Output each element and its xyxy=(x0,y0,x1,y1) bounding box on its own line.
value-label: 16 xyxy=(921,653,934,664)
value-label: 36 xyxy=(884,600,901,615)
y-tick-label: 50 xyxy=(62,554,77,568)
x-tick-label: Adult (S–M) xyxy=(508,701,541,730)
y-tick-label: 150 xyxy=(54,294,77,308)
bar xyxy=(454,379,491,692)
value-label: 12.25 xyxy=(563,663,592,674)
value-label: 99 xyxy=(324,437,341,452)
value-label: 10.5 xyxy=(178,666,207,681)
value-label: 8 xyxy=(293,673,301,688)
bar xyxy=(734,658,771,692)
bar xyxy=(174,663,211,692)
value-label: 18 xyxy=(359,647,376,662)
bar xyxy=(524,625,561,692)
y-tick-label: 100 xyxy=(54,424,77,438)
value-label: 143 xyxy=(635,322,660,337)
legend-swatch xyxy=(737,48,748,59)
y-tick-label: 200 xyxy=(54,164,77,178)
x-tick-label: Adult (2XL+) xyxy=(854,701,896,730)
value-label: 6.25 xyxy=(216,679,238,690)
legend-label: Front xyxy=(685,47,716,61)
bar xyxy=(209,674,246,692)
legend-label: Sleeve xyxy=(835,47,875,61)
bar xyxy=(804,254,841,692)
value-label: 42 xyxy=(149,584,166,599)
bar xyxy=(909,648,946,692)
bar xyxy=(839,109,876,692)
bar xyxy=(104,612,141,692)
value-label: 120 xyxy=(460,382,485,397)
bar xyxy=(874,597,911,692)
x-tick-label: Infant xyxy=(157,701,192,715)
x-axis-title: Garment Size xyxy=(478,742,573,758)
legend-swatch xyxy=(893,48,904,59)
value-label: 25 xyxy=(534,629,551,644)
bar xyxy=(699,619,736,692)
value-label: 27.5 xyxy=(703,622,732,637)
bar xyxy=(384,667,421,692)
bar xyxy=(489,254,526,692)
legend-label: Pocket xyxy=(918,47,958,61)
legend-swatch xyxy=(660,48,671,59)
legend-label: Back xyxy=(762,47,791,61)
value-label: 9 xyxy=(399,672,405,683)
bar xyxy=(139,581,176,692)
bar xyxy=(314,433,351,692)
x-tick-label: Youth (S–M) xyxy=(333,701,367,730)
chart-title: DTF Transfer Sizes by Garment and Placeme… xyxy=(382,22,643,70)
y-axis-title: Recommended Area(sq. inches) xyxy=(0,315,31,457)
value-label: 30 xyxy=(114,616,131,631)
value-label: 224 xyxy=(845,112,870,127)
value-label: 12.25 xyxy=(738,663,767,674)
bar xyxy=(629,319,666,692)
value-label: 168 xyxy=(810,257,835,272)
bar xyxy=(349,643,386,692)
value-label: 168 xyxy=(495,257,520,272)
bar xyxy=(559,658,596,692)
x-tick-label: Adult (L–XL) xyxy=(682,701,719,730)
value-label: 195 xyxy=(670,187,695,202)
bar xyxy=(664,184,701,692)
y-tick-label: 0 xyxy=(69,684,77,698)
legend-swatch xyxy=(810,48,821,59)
###
## Task
Reproduce all of the lines above word for word, keeping their original order.

## Exercise result
Output each element and its xyxy=(x0,y0,x1,y1) bounding box on its own line.
value-label: 16 xyxy=(921,653,934,664)
value-label: 36 xyxy=(884,600,901,615)
y-tick-label: 50 xyxy=(62,554,77,568)
x-tick-label: Adult (S–M) xyxy=(508,701,541,730)
y-tick-label: 150 xyxy=(54,294,77,308)
bar xyxy=(454,379,491,692)
value-label: 12.25 xyxy=(563,663,592,674)
value-label: 99 xyxy=(324,437,341,452)
value-label: 10.5 xyxy=(178,666,207,681)
value-label: 8 xyxy=(293,673,301,688)
bar xyxy=(734,658,771,692)
bar xyxy=(174,663,211,692)
value-label: 18 xyxy=(359,647,376,662)
bar xyxy=(524,625,561,692)
y-tick-label: 100 xyxy=(54,424,77,438)
value-label: 143 xyxy=(635,322,660,337)
legend-swatch xyxy=(737,48,748,59)
y-tick-label: 200 xyxy=(54,164,77,178)
x-tick-label: Adult (2XL+) xyxy=(854,701,896,730)
value-label: 6.25 xyxy=(216,679,238,690)
legend-label: Front xyxy=(685,47,716,61)
bar xyxy=(209,674,246,692)
legend-label: Sleeve xyxy=(835,47,875,61)
bar xyxy=(804,254,841,692)
value-label: 42 xyxy=(149,584,166,599)
bar xyxy=(909,648,946,692)
bar xyxy=(839,109,876,692)
bar xyxy=(104,612,141,692)
value-label: 120 xyxy=(460,382,485,397)
bar xyxy=(874,597,911,692)
x-tick-label: Infant xyxy=(157,701,192,715)
x-axis-title: Garment Size xyxy=(478,742,573,758)
legend-swatch xyxy=(893,48,904,59)
value-label: 25 xyxy=(534,629,551,644)
bar xyxy=(699,619,736,692)
value-label: 27.5 xyxy=(703,622,732,637)
bar xyxy=(384,667,421,692)
bar xyxy=(489,254,526,692)
legend-label: Pocket xyxy=(918,47,958,61)
legend-swatch xyxy=(660,48,671,59)
legend-label: Back xyxy=(762,47,791,61)
value-label: 9 xyxy=(399,672,405,683)
bar xyxy=(139,581,176,692)
bar xyxy=(314,433,351,692)
x-tick-label: Youth (S–M) xyxy=(333,701,367,730)
chart-title: DTF Transfer Sizes by Garment and Placeme… xyxy=(382,22,643,70)
y-axis-title: Recommended Area(sq. inches) xyxy=(0,315,31,457)
value-label: 30 xyxy=(114,616,131,631)
value-label: 224 xyxy=(845,112,870,127)
value-label: 12.25 xyxy=(738,663,767,674)
bar xyxy=(629,319,666,692)
value-label: 168 xyxy=(810,257,835,272)
bar xyxy=(349,643,386,692)
value-label: 168 xyxy=(495,257,520,272)
bar xyxy=(559,658,596,692)
x-tick-label: Adult (L–XL) xyxy=(682,701,719,730)
value-label: 195 xyxy=(670,187,695,202)
bar xyxy=(664,184,701,692)
y-tick-label: 0 xyxy=(69,684,77,698)
legend-swatch xyxy=(810,48,821,59)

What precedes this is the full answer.